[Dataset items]
↓↓↓

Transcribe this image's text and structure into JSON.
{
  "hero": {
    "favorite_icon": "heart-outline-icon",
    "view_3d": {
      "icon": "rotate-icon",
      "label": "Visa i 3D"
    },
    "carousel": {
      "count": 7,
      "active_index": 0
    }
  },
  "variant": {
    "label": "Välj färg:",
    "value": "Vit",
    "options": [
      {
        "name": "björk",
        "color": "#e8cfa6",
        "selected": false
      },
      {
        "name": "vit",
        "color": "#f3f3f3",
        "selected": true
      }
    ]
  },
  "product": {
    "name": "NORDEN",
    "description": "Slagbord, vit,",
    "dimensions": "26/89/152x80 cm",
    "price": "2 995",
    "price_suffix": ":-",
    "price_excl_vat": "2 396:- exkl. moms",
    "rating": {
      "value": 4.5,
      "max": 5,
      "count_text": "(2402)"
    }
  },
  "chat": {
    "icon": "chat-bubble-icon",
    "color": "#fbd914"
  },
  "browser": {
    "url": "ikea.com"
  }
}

↑↑↑
↓↓↓

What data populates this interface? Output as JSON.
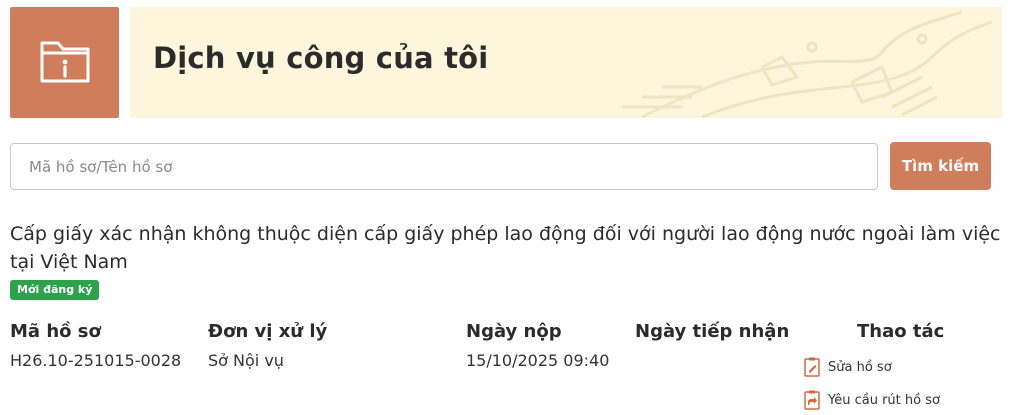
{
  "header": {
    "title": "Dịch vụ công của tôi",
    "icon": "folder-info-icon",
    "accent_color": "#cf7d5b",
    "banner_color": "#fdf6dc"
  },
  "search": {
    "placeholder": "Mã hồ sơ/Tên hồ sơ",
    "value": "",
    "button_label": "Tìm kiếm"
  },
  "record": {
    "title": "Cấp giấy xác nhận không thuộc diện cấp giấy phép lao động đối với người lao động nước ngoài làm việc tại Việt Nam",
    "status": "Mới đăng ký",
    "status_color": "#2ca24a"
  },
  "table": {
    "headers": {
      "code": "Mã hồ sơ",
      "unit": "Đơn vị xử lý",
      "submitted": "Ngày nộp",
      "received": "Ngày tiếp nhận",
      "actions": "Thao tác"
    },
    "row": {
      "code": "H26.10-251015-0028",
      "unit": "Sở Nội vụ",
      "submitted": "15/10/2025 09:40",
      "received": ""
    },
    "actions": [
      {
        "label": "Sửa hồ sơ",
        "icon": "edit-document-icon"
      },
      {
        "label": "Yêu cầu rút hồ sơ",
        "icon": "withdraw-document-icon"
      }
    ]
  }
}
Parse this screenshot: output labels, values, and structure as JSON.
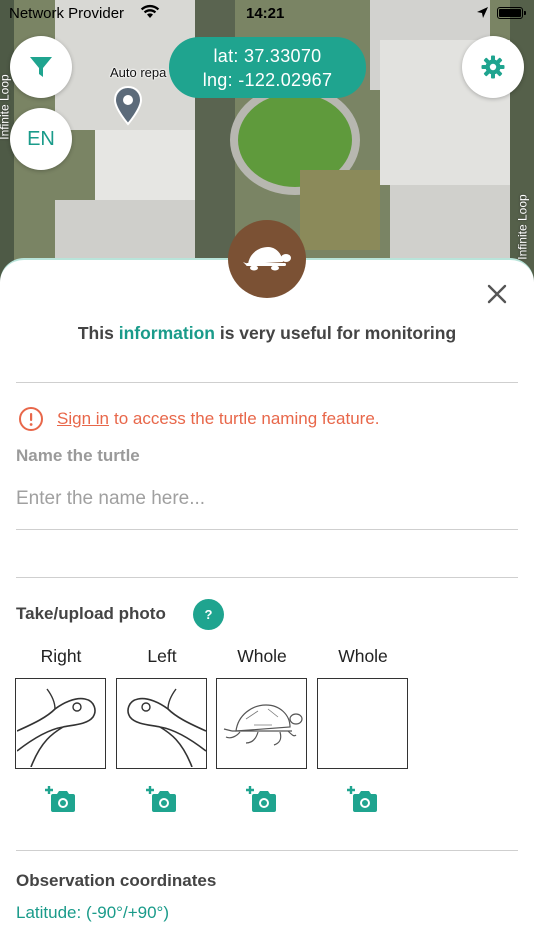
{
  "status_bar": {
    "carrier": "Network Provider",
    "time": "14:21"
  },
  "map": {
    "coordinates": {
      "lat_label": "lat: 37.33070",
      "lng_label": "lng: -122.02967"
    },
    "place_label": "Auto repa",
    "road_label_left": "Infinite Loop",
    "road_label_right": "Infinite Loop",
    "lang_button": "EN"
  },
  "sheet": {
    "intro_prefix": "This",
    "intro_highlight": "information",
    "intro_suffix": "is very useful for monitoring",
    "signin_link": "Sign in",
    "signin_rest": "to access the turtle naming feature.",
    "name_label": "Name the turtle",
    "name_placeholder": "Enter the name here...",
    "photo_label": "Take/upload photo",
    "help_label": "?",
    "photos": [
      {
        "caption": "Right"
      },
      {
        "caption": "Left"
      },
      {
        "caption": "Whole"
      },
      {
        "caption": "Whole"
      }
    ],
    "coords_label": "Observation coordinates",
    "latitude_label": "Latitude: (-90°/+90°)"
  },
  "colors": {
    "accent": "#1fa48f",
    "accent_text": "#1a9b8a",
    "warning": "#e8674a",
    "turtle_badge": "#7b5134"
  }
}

↑↑↑

WRITTEN REQUEST >> Give a single number: the count of lines above that include the word "Loop".

RESPONSE TO THIS EXERCISE >> 2